**REQUIRED TASK:** Filter this material down to the lines that hold "screenshot", copying each one.

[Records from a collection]
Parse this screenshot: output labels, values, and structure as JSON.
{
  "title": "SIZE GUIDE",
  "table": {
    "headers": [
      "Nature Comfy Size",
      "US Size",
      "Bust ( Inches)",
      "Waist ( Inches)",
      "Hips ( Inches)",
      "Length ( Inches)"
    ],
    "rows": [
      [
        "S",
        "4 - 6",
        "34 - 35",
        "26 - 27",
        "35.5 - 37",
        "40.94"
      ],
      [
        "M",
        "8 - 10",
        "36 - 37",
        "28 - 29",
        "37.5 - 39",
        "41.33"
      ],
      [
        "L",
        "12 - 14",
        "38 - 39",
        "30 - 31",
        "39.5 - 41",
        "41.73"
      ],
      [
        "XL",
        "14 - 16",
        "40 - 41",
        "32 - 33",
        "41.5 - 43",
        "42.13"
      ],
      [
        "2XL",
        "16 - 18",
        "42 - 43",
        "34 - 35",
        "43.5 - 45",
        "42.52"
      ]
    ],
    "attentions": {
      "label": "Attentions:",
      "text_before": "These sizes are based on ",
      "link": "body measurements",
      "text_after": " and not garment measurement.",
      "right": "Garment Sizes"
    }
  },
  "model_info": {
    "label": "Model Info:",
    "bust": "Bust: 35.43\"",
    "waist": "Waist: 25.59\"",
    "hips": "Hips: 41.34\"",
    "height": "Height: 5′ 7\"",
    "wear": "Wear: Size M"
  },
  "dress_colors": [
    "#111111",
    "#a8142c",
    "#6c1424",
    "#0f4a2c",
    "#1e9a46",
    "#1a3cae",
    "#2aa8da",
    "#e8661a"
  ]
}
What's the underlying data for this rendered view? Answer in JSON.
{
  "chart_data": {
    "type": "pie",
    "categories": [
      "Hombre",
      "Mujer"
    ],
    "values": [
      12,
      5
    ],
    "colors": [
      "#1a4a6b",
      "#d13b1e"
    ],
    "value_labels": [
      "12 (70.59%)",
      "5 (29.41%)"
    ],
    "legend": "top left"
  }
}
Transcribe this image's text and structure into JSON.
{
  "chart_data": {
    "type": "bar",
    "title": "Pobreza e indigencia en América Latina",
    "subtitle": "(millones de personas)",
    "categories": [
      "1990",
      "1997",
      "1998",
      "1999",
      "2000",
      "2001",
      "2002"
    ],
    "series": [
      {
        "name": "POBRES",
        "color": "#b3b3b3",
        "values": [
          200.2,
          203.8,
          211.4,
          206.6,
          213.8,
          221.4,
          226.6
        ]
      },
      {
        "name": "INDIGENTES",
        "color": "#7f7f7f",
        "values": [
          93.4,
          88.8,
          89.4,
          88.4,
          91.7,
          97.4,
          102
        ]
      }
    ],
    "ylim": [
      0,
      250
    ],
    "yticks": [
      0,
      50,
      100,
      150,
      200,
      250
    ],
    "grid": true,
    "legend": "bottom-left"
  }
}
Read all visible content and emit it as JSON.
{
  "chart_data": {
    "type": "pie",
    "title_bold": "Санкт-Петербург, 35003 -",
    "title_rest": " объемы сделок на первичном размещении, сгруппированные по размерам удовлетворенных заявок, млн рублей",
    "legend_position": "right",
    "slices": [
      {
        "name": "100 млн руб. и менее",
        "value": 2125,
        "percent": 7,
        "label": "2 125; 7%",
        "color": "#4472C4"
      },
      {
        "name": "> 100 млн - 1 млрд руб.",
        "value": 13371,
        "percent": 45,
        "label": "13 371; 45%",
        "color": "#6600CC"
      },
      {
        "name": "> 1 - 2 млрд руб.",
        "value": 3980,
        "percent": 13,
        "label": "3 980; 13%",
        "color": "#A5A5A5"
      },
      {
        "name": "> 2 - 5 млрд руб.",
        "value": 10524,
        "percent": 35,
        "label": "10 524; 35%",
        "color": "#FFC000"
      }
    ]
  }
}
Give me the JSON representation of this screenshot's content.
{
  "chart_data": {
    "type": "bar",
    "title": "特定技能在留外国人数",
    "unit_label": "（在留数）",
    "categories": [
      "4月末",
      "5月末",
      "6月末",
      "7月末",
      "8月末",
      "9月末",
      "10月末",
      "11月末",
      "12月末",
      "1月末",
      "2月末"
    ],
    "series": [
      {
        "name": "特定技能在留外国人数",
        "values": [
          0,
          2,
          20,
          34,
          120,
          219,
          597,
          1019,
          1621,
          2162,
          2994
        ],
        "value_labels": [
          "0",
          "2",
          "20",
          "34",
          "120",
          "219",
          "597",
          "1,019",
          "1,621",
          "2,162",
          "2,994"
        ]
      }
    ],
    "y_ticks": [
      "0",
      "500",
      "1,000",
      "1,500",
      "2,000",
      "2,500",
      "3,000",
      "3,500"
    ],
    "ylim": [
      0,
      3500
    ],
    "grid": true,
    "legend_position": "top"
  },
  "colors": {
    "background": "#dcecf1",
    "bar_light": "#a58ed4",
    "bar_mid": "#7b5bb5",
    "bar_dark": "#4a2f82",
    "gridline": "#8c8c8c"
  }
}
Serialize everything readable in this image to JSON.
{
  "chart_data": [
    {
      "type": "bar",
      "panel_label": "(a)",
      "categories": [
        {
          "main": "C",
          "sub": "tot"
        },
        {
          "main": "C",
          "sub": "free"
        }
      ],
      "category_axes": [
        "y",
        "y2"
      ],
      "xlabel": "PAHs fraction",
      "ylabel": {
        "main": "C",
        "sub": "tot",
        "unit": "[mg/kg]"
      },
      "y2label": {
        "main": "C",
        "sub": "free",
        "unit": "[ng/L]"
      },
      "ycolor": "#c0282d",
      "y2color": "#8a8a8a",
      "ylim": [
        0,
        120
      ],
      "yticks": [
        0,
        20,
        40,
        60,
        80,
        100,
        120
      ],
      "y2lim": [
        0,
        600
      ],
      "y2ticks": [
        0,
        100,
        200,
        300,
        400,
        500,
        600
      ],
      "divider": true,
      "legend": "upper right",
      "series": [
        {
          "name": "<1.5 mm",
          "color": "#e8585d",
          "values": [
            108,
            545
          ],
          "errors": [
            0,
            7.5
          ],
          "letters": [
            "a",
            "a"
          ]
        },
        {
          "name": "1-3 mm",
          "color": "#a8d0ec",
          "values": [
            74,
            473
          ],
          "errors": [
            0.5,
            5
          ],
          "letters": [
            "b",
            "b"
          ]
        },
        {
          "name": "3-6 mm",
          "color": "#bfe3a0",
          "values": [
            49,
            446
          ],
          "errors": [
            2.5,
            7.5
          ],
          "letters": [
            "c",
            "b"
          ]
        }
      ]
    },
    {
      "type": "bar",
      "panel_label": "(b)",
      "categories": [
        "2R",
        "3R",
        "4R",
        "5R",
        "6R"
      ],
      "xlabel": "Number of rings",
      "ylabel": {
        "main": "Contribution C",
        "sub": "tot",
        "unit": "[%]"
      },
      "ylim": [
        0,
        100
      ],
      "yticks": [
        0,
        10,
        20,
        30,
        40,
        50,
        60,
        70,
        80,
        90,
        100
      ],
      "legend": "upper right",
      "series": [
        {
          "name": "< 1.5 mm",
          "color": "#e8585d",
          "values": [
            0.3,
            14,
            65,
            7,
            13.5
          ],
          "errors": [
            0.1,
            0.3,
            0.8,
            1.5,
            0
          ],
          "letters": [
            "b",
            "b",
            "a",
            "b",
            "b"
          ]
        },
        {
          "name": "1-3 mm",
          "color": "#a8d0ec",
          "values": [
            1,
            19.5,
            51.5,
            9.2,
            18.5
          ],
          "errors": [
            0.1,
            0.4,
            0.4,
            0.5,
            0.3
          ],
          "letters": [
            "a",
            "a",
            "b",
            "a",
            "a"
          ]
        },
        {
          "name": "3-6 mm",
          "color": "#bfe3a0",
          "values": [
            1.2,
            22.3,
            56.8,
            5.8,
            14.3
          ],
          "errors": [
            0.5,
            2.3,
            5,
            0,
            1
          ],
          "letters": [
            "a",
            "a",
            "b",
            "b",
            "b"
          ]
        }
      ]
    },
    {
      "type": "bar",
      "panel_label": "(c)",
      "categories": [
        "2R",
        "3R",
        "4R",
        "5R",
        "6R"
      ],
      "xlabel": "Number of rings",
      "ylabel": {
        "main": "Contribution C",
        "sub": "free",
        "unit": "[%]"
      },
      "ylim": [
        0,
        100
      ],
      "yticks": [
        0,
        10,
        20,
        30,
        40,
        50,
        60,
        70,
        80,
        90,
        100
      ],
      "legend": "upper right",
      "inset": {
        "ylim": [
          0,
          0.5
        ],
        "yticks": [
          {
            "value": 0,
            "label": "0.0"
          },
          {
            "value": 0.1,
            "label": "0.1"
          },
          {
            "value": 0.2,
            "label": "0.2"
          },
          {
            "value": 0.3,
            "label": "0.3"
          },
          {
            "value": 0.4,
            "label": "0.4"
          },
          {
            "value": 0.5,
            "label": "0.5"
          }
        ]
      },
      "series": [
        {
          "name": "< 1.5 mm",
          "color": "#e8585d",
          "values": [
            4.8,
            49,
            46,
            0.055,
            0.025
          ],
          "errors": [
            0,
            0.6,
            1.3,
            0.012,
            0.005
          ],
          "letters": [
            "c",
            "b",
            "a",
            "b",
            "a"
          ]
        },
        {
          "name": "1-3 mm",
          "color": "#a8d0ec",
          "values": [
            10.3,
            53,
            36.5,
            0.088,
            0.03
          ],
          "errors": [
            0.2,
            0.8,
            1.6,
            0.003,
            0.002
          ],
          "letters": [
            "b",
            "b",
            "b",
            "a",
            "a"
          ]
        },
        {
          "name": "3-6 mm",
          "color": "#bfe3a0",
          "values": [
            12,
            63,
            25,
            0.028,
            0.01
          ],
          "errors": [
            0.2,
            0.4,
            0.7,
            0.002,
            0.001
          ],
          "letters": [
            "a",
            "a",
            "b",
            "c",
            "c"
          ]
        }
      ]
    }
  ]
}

**WRITTEN RESPONSE:**
Parse this screenshot: output labels, values, and structure as JSON.
Give me the JSON representation of this screenshot's content.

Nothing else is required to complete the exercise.